Direction:
Extract every line that includes the string "kannattavuutta".

Data excerpts:
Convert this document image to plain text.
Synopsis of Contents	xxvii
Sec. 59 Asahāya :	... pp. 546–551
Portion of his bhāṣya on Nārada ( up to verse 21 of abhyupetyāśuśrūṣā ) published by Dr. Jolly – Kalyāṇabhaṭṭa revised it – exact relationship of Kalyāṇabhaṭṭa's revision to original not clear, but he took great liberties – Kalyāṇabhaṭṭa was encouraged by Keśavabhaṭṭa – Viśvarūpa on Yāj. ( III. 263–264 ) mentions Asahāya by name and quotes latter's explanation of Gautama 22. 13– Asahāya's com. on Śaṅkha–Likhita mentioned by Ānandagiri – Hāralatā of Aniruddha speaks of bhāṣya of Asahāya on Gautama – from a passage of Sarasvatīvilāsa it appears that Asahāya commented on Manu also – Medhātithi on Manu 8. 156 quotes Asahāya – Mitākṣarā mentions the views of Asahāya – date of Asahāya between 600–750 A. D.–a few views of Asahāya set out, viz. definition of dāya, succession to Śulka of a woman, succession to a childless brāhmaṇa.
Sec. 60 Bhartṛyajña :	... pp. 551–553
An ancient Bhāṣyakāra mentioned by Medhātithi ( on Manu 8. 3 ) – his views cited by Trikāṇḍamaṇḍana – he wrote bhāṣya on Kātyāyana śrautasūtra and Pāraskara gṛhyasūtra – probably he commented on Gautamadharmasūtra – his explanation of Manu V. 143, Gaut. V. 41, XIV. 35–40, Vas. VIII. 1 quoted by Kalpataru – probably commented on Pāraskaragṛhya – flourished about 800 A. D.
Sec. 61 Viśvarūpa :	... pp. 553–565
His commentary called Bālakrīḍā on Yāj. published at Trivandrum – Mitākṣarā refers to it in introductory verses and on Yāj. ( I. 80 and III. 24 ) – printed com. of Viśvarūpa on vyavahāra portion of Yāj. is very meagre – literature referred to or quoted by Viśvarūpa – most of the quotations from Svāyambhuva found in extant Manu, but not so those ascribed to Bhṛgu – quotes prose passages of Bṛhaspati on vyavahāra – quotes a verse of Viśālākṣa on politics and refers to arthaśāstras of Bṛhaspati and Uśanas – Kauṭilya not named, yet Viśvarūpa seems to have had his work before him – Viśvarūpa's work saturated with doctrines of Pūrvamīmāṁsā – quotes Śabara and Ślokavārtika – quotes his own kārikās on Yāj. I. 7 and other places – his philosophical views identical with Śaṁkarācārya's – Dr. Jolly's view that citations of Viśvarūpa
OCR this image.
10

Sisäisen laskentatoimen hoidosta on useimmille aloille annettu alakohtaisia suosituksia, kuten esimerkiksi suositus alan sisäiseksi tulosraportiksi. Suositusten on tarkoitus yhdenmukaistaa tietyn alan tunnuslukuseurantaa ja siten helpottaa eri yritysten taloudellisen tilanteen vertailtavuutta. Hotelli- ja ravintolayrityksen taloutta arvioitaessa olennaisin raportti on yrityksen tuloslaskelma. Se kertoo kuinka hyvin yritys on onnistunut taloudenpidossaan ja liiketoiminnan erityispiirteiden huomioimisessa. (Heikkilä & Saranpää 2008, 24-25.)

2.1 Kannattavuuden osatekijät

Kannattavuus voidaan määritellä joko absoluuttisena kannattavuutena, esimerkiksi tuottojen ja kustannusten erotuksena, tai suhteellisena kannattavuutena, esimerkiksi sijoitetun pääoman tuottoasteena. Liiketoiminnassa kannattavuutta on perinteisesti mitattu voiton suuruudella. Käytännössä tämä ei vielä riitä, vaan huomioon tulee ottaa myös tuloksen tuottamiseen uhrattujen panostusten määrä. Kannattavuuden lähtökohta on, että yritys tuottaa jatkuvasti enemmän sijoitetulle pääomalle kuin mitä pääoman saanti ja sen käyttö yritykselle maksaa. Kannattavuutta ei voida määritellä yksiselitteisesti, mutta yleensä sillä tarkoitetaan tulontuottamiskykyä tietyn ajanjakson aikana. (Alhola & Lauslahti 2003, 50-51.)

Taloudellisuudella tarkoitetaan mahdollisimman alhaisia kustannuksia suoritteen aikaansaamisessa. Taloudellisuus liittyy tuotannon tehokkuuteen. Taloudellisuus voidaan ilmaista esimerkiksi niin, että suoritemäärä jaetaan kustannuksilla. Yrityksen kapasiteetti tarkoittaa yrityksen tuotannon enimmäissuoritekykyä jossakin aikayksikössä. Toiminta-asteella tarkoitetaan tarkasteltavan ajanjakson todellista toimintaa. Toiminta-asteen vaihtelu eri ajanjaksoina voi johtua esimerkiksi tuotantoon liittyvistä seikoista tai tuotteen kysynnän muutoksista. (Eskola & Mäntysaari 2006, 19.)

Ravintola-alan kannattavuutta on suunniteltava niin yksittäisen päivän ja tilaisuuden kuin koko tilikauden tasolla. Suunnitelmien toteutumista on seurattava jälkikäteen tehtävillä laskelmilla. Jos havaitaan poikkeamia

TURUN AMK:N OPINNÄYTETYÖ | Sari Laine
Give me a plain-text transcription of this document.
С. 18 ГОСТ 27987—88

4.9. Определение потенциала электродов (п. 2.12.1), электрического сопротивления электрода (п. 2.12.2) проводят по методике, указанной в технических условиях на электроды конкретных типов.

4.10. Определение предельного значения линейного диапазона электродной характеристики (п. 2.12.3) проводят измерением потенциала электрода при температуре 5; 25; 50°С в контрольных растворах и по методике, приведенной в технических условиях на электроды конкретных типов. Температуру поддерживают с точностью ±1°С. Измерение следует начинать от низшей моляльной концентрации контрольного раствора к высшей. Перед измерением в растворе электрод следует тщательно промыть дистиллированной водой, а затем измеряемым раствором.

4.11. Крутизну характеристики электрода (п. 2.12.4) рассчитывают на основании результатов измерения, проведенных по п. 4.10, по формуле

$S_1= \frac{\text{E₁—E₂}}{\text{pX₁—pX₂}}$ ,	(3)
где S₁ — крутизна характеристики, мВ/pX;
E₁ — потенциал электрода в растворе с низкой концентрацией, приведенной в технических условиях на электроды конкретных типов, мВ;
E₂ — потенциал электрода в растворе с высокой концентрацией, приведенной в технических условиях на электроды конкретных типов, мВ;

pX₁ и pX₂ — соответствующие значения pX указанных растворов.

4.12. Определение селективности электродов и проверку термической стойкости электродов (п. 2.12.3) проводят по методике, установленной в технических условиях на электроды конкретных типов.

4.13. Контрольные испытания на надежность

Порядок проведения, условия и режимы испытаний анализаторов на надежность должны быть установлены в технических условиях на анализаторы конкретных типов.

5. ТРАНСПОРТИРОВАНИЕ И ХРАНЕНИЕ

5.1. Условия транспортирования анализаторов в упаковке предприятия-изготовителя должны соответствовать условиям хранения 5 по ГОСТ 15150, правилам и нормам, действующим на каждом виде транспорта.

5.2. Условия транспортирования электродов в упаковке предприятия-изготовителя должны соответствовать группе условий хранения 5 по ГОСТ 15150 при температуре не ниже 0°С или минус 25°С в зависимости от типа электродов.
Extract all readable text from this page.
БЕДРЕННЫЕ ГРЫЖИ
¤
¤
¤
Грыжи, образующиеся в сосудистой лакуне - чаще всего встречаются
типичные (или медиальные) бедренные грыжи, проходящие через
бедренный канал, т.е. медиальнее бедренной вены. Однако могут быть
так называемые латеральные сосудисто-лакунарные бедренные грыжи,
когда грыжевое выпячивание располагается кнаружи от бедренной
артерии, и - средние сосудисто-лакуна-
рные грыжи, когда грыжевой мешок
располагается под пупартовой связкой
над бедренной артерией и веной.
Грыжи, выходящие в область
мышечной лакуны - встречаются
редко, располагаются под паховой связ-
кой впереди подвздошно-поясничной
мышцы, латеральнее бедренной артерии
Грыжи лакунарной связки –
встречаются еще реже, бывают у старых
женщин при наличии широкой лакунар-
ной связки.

Solution to the problem:
Kannattavuus voidaan määritellä joko absoluuttisena kannattavuutena, esimerkiksi tuottojen ja kustannusten erotuksena, tai suhteellisena kannattavuutena, esimerkiksi sijoitetun pääoman tuottoasteena. Liiketoiminnassa kannattavuutta on perinteisesti mitattu voiton suuruudella. Käytännössä tämä ei vielä riitä, vaan huomioon tulee ottaa myös tuloksen tuottamiseen uhrattujen panostusten määrä. Kannattavuuden lähtökohta on, että yritys tuottaa jatkuvasti enemmän sijoitetulle pääomalle kuin mitä pääoman saanti ja sen käyttö yritykselle maksaa. Kannattavuutta ei voida määritellä yksiselitteisesti, mutta yleensä sillä tarkoitetaan tulontuottamiskykyä tietyn ajanjakson aikana. (Alhola & Lauslahti 2003, 50-51.)
Ravintola-alan kannattavuutta on suunniteltava niin yksittäisen päivän ja tilaisuuden kuin koko tilikauden tasolla. Suunnitelmien toteutumista on seurattava jälkikäteen tehtävillä laskelmilla. Jos havaitaan poikkeamia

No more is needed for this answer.